> [Data to use]:
* * *
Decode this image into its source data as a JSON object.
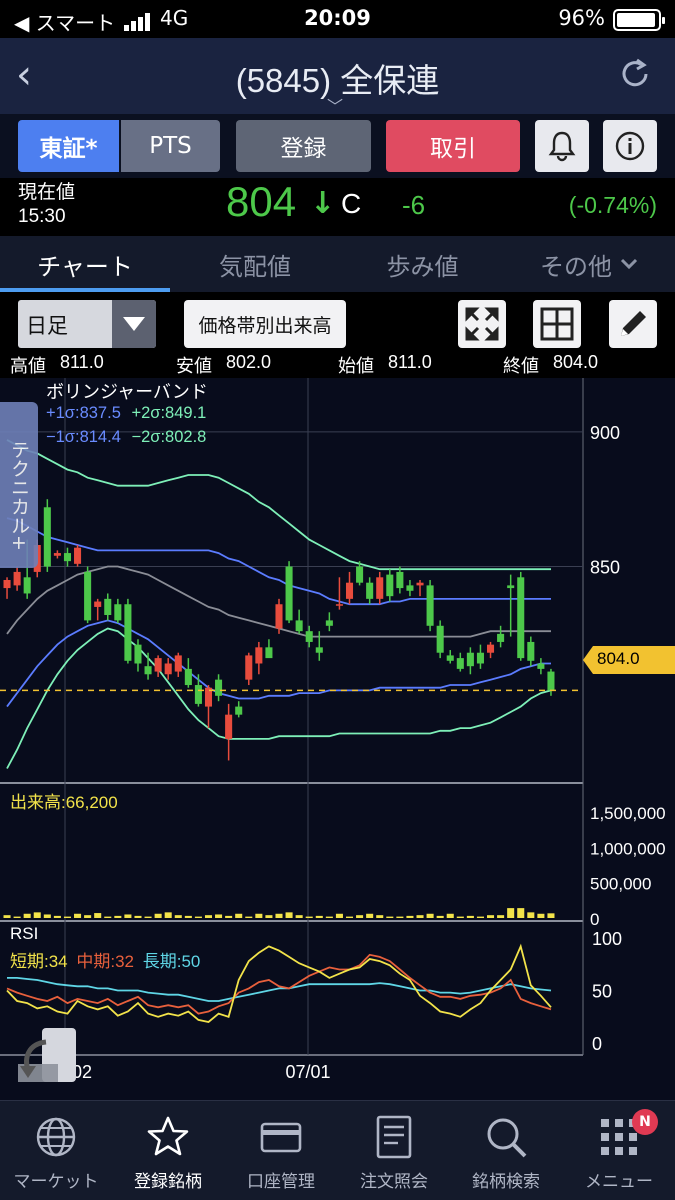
{
  "status_bar": {
    "carrier": "◀ スマート",
    "network": "4G",
    "time": "20:09",
    "battery": "96%"
  },
  "header": {
    "title": "(5845) 全保連"
  },
  "actions": {
    "exchange_tosho": "東証*",
    "exchange_pts": "PTS",
    "register": "登録",
    "trade": "取引"
  },
  "price": {
    "label_line1": "現在値",
    "label_line2": "15:30",
    "value": "804",
    "direction_glyph": "↓",
    "flag": "C",
    "change": "-6",
    "change_pct": "(-0.74%)"
  },
  "tabs": [
    "チャート",
    "気配値",
    "歩み値",
    "その他"
  ],
  "toolbar": {
    "period": "日足",
    "volume_profile": "価格帯別出来高"
  },
  "ohlc": {
    "high_label": "高値",
    "high": "811.0",
    "low_label": "安値",
    "low": "802.0",
    "open_label": "始値",
    "open": "811.0",
    "close_label": "終値",
    "close": "804.0"
  },
  "side_tab": {
    "label": "テクニカル+"
  },
  "colors": {
    "up": "#e84c3d",
    "down": "#4dc84a",
    "accent": "#4d7ff0",
    "trade": "#e04b61",
    "current_price": "#f2c230"
  },
  "chart_data": [
    {
      "type": "candlestick",
      "title": "ボリンジャーバンド",
      "indicator_labels": {
        "p1": "+1σ:837.5",
        "p2": "+2σ:849.1",
        "m1": "−1σ:814.4",
        "m2": "−2σ:802.8"
      },
      "y_ticks": [
        "900",
        "850"
      ],
      "ylim": [
        770,
        920
      ],
      "current_price_label": "804.0",
      "x_tick_labels": [
        "02",
        "07/01"
      ],
      "candles": [
        {
          "o": 842,
          "h": 846,
          "l": 838,
          "c": 845
        },
        {
          "o": 843,
          "h": 850,
          "l": 841,
          "c": 848
        },
        {
          "o": 846,
          "h": 860,
          "l": 838,
          "c": 840
        },
        {
          "o": 848,
          "h": 860,
          "l": 846,
          "c": 858
        },
        {
          "o": 872,
          "h": 875,
          "l": 848,
          "c": 850
        },
        {
          "o": 854,
          "h": 856,
          "l": 853,
          "c": 855
        },
        {
          "o": 855,
          "h": 857,
          "l": 850,
          "c": 852
        },
        {
          "o": 851,
          "h": 858,
          "l": 850,
          "c": 857
        },
        {
          "o": 848,
          "h": 850,
          "l": 829,
          "c": 830
        },
        {
          "o": 835,
          "h": 838,
          "l": 830,
          "c": 837
        },
        {
          "o": 838,
          "h": 840,
          "l": 830,
          "c": 832
        },
        {
          "o": 836,
          "h": 838,
          "l": 829,
          "c": 830
        },
        {
          "o": 836,
          "h": 838,
          "l": 814,
          "c": 815
        },
        {
          "o": 821,
          "h": 823,
          "l": 811,
          "c": 814
        },
        {
          "o": 813,
          "h": 818,
          "l": 808,
          "c": 810
        },
        {
          "o": 811,
          "h": 817,
          "l": 809,
          "c": 816
        },
        {
          "o": 810,
          "h": 816,
          "l": 808,
          "c": 814
        },
        {
          "o": 811,
          "h": 818,
          "l": 809,
          "c": 817
        },
        {
          "o": 812,
          "h": 816,
          "l": 805,
          "c": 806
        },
        {
          "o": 806,
          "h": 810,
          "l": 798,
          "c": 799
        },
        {
          "o": 798,
          "h": 806,
          "l": 790,
          "c": 805
        },
        {
          "o": 808,
          "h": 810,
          "l": 800,
          "c": 802
        },
        {
          "o": 786,
          "h": 799,
          "l": 778,
          "c": 795
        },
        {
          "o": 798,
          "h": 800,
          "l": 794,
          "c": 795
        },
        {
          "o": 808,
          "h": 818,
          "l": 806,
          "c": 817
        },
        {
          "o": 814,
          "h": 822,
          "l": 810,
          "c": 820
        },
        {
          "o": 820,
          "h": 823,
          "l": 817,
          "c": 816
        },
        {
          "o": 827,
          "h": 838,
          "l": 825,
          "c": 836
        },
        {
          "o": 850,
          "h": 852,
          "l": 829,
          "c": 830
        },
        {
          "o": 830,
          "h": 834,
          "l": 825,
          "c": 826
        },
        {
          "o": 826,
          "h": 828,
          "l": 820,
          "c": 822
        },
        {
          "o": 820,
          "h": 826,
          "l": 815,
          "c": 818
        },
        {
          "o": 830,
          "h": 833,
          "l": 826,
          "c": 828
        },
        {
          "o": 836,
          "h": 846,
          "l": 834,
          "c": 836
        },
        {
          "o": 838,
          "h": 848,
          "l": 836,
          "c": 844
        },
        {
          "o": 850,
          "h": 852,
          "l": 843,
          "c": 844
        },
        {
          "o": 844,
          "h": 846,
          "l": 836,
          "c": 838
        },
        {
          "o": 838,
          "h": 848,
          "l": 836,
          "c": 846
        },
        {
          "o": 847,
          "h": 849,
          "l": 837,
          "c": 839
        },
        {
          "o": 848,
          "h": 850,
          "l": 840,
          "c": 842
        },
        {
          "o": 843,
          "h": 845,
          "l": 839,
          "c": 841
        },
        {
          "o": 843,
          "h": 845,
          "l": 839,
          "c": 844
        },
        {
          "o": 843,
          "h": 845,
          "l": 826,
          "c": 828
        },
        {
          "o": 828,
          "h": 830,
          "l": 816,
          "c": 818
        },
        {
          "o": 817,
          "h": 819,
          "l": 814,
          "c": 815
        },
        {
          "o": 816,
          "h": 818,
          "l": 811,
          "c": 812
        },
        {
          "o": 818,
          "h": 820,
          "l": 810,
          "c": 813
        },
        {
          "o": 818,
          "h": 821,
          "l": 812,
          "c": 814
        },
        {
          "o": 818,
          "h": 822,
          "l": 816,
          "c": 821
        },
        {
          "o": 825,
          "h": 828,
          "l": 820,
          "c": 822
        },
        {
          "o": 843,
          "h": 847,
          "l": 824,
          "c": 842
        },
        {
          "o": 846,
          "h": 848,
          "l": 815,
          "c": 816
        },
        {
          "o": 822,
          "h": 824,
          "l": 813,
          "c": 815
        },
        {
          "o": 814,
          "h": 816,
          "l": 810,
          "c": 812
        },
        {
          "o": 811,
          "h": 812,
          "l": 802,
          "c": 804
        }
      ],
      "bollinger": {
        "plus2": [
          897,
          895,
          893,
          892,
          890,
          888,
          886,
          885,
          883,
          882,
          881,
          880,
          880,
          880,
          880,
          881,
          882,
          883,
          884,
          884,
          884,
          883,
          881,
          879,
          877,
          874,
          872,
          869,
          866,
          863,
          860,
          858,
          856,
          854,
          852,
          851,
          850,
          849,
          849,
          849,
          849,
          849,
          849,
          849,
          849,
          849,
          849,
          849,
          849,
          849,
          849,
          849,
          849,
          849,
          849
        ],
        "plus1": [
          868,
          867,
          865,
          863,
          861,
          860,
          859,
          858,
          857,
          856,
          856,
          856,
          856,
          856,
          856,
          856,
          856,
          856,
          856,
          856,
          856,
          855,
          853,
          852,
          850,
          848,
          846,
          845,
          843,
          842,
          841,
          840,
          838,
          837,
          836,
          836,
          836,
          836,
          837,
          837,
          838,
          838,
          838,
          838,
          838,
          838,
          838,
          838,
          838,
          838,
          838,
          838,
          838,
          838,
          838
        ],
        "middle": [
          825,
          830,
          834,
          838,
          841,
          843,
          845,
          847,
          848,
          849,
          850,
          850,
          849,
          848,
          847,
          845,
          843,
          841,
          839,
          837,
          835,
          834,
          832,
          831,
          830,
          829,
          828,
          827,
          826,
          825,
          824,
          824,
          824,
          824,
          824,
          824,
          824,
          824,
          824,
          824,
          824,
          824,
          824,
          824,
          824,
          824,
          824,
          825,
          826,
          826,
          826,
          826,
          826,
          826,
          826
        ],
        "minus1": [
          798,
          803,
          808,
          813,
          817,
          821,
          824,
          826,
          828,
          829,
          830,
          829,
          827,
          825,
          823,
          820,
          817,
          814,
          811,
          808,
          805,
          803,
          802,
          801,
          801,
          801,
          802,
          802,
          802,
          803,
          803,
          803,
          804,
          804,
          804,
          804,
          804,
          805,
          805,
          805,
          805,
          805,
          805,
          805,
          806,
          806,
          806,
          807,
          808,
          809,
          810,
          812,
          813,
          814,
          814
        ],
        "minus2": [
          775,
          782,
          790,
          797,
          804,
          810,
          815,
          819,
          822,
          825,
          827,
          826,
          823,
          820,
          816,
          812,
          807,
          802,
          797,
          793,
          790,
          787,
          786,
          786,
          786,
          786,
          786,
          787,
          787,
          787,
          787,
          787,
          787,
          788,
          788,
          788,
          788,
          788,
          788,
          788,
          788,
          788,
          788,
          789,
          789,
          790,
          790,
          791,
          792,
          794,
          796,
          798,
          801,
          803,
          804
        ]
      }
    },
    {
      "type": "bar",
      "title": "出来高:66,200",
      "y_ticks": [
        "1,500,000",
        "1,000,000",
        "500,000",
        "0"
      ],
      "ylim": [
        0,
        1700000
      ],
      "values": [
        40000,
        20000,
        60000,
        80000,
        50000,
        30000,
        20000,
        60000,
        40000,
        70000,
        20000,
        30000,
        50000,
        30000,
        20000,
        60000,
        80000,
        40000,
        30000,
        20000,
        40000,
        50000,
        30000,
        60000,
        20000,
        60000,
        40000,
        60000,
        80000,
        40000,
        20000,
        30000,
        20000,
        60000,
        20000,
        40000,
        60000,
        40000,
        20000,
        20000,
        30000,
        40000,
        60000,
        30000,
        60000,
        20000,
        30000,
        20000,
        40000,
        40000,
        140000,
        140000,
        80000,
        60000,
        66200
      ]
    },
    {
      "type": "line",
      "title": "RSI",
      "series": [
        {
          "name": "短期:34",
          "color": "#f2e34a",
          "values": [
            50,
            40,
            38,
            33,
            35,
            30,
            28,
            40,
            35,
            32,
            35,
            26,
            30,
            38,
            28,
            25,
            28,
            26,
            30,
            22,
            20,
            28,
            25,
            60,
            78,
            86,
            92,
            88,
            82,
            76,
            72,
            68,
            62,
            66,
            70,
            72,
            80,
            78,
            74,
            66,
            60,
            45,
            38,
            30,
            28,
            25,
            32,
            38,
            50,
            60,
            70,
            92,
            55,
            45,
            34
          ]
        },
        {
          "name": "中期:32",
          "color": "#e8603c",
          "values": [
            52,
            48,
            45,
            42,
            40,
            44,
            38,
            42,
            40,
            38,
            42,
            36,
            40,
            44,
            36,
            34,
            36,
            34,
            36,
            28,
            30,
            35,
            38,
            48,
            52,
            58,
            60,
            54,
            52,
            58,
            64,
            68,
            72,
            70,
            70,
            74,
            84,
            82,
            78,
            70,
            62,
            55,
            48,
            44,
            44,
            42,
            45,
            46,
            48,
            52,
            60,
            42,
            38,
            35,
            32
          ]
        },
        {
          "name": "長期:50",
          "color": "#5fd6e6",
          "values": [
            62,
            62,
            61,
            60,
            58,
            56,
            55,
            54,
            54,
            52,
            52,
            50,
            50,
            50,
            48,
            47,
            46,
            46,
            44,
            42,
            40,
            40,
            42,
            44,
            46,
            48,
            50,
            52,
            52,
            54,
            56,
            56,
            56,
            56,
            56,
            56,
            56,
            57,
            56,
            54,
            52,
            50,
            50,
            48,
            48,
            47,
            48,
            50,
            52,
            54,
            56,
            54,
            52,
            51,
            50
          ]
        }
      ],
      "y_ticks": [
        "100",
        "50",
        "0"
      ],
      "ylim": [
        0,
        100
      ]
    }
  ],
  "bottom_nav": [
    {
      "label": "マーケット",
      "icon": "globe-icon"
    },
    {
      "label": "登録銘柄",
      "icon": "star-icon"
    },
    {
      "label": "口座管理",
      "icon": "card-icon"
    },
    {
      "label": "注文照会",
      "icon": "document-icon"
    },
    {
      "label": "銘柄検索",
      "icon": "search-icon"
    },
    {
      "label": "メニュー",
      "icon": "grid-icon",
      "badge": "N"
    }
  ]
}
* * *
> [Task directions]: Return the lines of the records that include the string "icon".

> [Task output]:
      "icon": "globe-icon"
      "icon": "star-icon"
      "icon": "card-icon"
      "icon": "document-icon"
      "icon": "search-icon"
      "icon": "grid-icon",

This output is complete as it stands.